Extract the lines that carry the string "with" from the listing.
#####
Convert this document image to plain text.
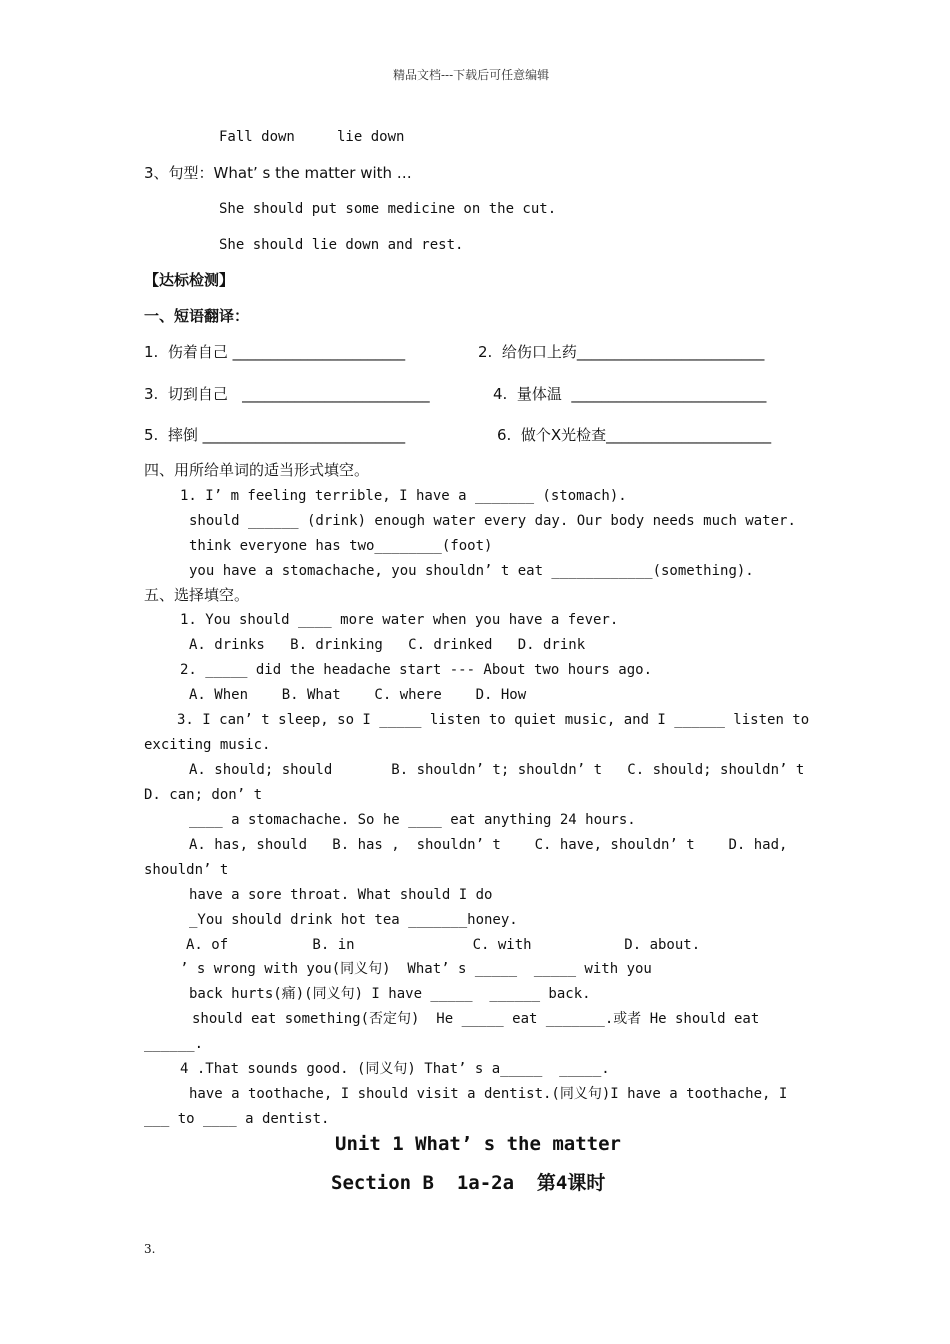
精品文档---下载后可任意编辑
Fall down     lie down
3、句型：What’ s the matter with …
She should put some medicine on the cut.
She should lie down and rest.
【达标检测】
一、短语翻译：
1.  伤着自己 _______________________	2.  给伤口上药_________________________
3.  切到自己   _________________________	4.  量体温  __________________________
5.  摔倒 ___________________________	6.  做个X光检查______________________
四、用所给单词的适当形式填空。
1. I’ m feeling terrible, I have a _______ (stomach).
should ______ (drink) enough water every day. Our body needs much water.
think everyone has two________(foot)
you have a stomachache, you shouldn’ t eat ____________(something).
五、选择填空。
1. You should ____ more water when you have a fever.
A. drinks   B. drinking   C. drinked   D. drink
2. _____ did the headache start --- About two hours ago.
A. When    B. What    C. where    D. How
3. I can’ t sleep, so I _____ listen to quiet music, and I ______ listen to
exciting music.
A. should; should       B. shouldn’ t; shouldn’ t   C. should; shouldn’ t
D. can; don’ t
____ a stomachache. So he ____ eat anything 24 hours.
A. has, should   B. has ,  shouldn’ t    C. have, shouldn’ t    D. had,
shouldn’ t
have a sore throat. What should I do
_You should drink hot tea _______honey.
A. of          B. in              C. with           D. about.
’ s wrong with you(同义句)  What’ s _____  _____ with you
back hurts(痛)(同义句) I have _____  ______ back.
should eat something(否定句)  He _____ eat _______.或者 He should eat
______.
4 .That sounds good. (同义句) That’ s a_____  _____.
have a toothache, I should visit a dentist.(同义句)I have a toothache, I
___ to ____ a dentist.
Unit 1 What’ s the matter
Section B  1a-2a  第4课时
3.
#####
__FINAL RESULT__:
3、句型：What’ s the matter with …
A. of          B. in              C. with           D. about.
’ s wrong with you(同义句)  What’ s _____  _____ with you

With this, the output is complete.